[What you should do]: Drop the pictures, then extract the listing word for word.
═══ Available records
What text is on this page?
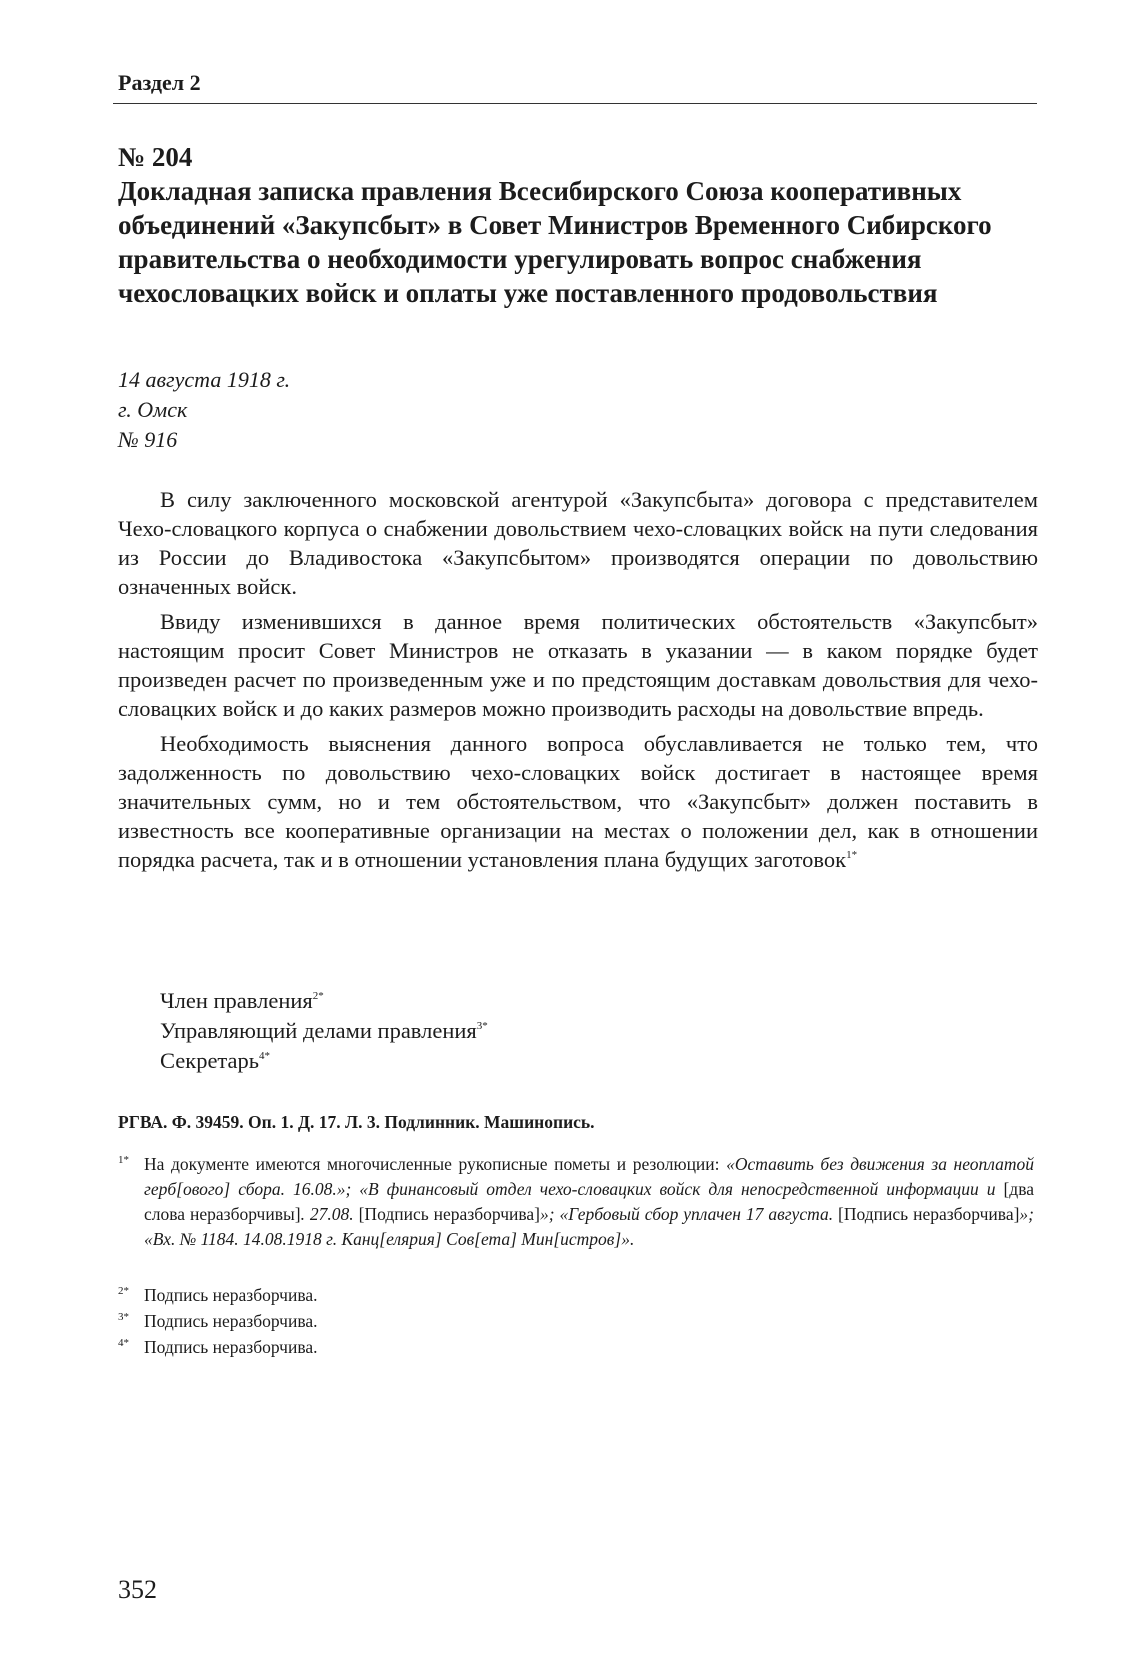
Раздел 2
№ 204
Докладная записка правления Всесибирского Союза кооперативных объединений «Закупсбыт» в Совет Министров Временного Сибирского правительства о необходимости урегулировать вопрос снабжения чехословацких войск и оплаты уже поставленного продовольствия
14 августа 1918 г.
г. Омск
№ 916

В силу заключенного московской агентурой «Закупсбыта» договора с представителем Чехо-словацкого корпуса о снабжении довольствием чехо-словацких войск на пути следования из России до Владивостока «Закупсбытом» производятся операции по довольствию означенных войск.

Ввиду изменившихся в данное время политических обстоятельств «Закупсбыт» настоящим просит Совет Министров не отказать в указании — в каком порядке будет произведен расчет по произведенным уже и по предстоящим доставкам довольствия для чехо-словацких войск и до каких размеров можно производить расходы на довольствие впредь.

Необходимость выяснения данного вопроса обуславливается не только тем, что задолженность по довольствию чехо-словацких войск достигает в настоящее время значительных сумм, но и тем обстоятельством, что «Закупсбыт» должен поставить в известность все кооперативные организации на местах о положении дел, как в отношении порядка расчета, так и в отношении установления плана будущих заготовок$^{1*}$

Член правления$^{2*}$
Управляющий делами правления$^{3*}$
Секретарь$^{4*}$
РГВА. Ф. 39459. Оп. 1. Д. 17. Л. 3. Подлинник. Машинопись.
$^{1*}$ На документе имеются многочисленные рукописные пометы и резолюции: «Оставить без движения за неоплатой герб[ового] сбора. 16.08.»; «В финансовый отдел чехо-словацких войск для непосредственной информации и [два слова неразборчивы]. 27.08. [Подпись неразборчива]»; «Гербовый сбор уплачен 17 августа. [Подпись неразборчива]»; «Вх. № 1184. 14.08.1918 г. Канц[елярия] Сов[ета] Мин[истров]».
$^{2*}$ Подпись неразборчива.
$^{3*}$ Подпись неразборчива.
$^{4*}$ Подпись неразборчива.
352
══════
[Answer to this problem]:
What text is on this page?
Раздел 2
№ 204
Докладная записка правления Всесибирского Союза кооперативных объединений «Закупсбыт» в Совет Министров Временного Сибирского правительства о необходимости урегулировать вопрос снабжения чехословацких войск и оплаты уже поставленного продовольствия
14 августа 1918 г.
г. Омск
№ 916

В силу заключенного московской агентурой «Закупсбыта» договора с представителем Чехо-словацкого корпуса о снабжении довольствием чехо-словацких войск на пути следования из России до Владивостока «Закупсбытом» производятся операции по довольствию означенных войск.

Ввиду изменившихся в данное время политических обстоятельств «Закупсбыт» настоящим просит Совет Министров не отказать в указании — в каком порядке будет произведен расчет по произведенным уже и по предстоящим доставкам довольствия для чехо-словацких войск и до каких размеров можно производить расходы на довольствие впредь.

Необходимость выяснения данного вопроса обуславливается не только тем, что задолженность по довольствию чехо-словацких войск достигает в настоящее время значительных сумм, но и тем обстоятельством, что «Закупсбыт» должен поставить в известность все кооперативные организации на местах о положении дел, как в отношении порядка расчета, так и в отношении установления плана будущих заготовок$^{1*}$

Член правления$^{2*}$
Управляющий делами правления$^{3*}$
Секретарь$^{4*}$
РГВА. Ф. 39459. Оп. 1. Д. 17. Л. 3. Подлинник. Машинопись.
$^{1*}$ На документе имеются многочисленные рукописные пометы и резолюции: «Оставить без движения за неоплатой герб[ового] сбора. 16.08.»; «В финансовый отдел чехо-словацких войск для непосредственной информации и [два слова неразборчивы]. 27.08. [Подпись неразборчива]»; «Гербовый сбор уплачен 17 августа. [Подпись неразборчива]»; «Вх. № 1184. 14.08.1918 г. Канц[елярия] Сов[ета] Мин[истров]».
$^{2*}$ Подпись неразборчива.
$^{3*}$ Подпись неразборчива.
$^{4*}$ Подпись неразборчива.
352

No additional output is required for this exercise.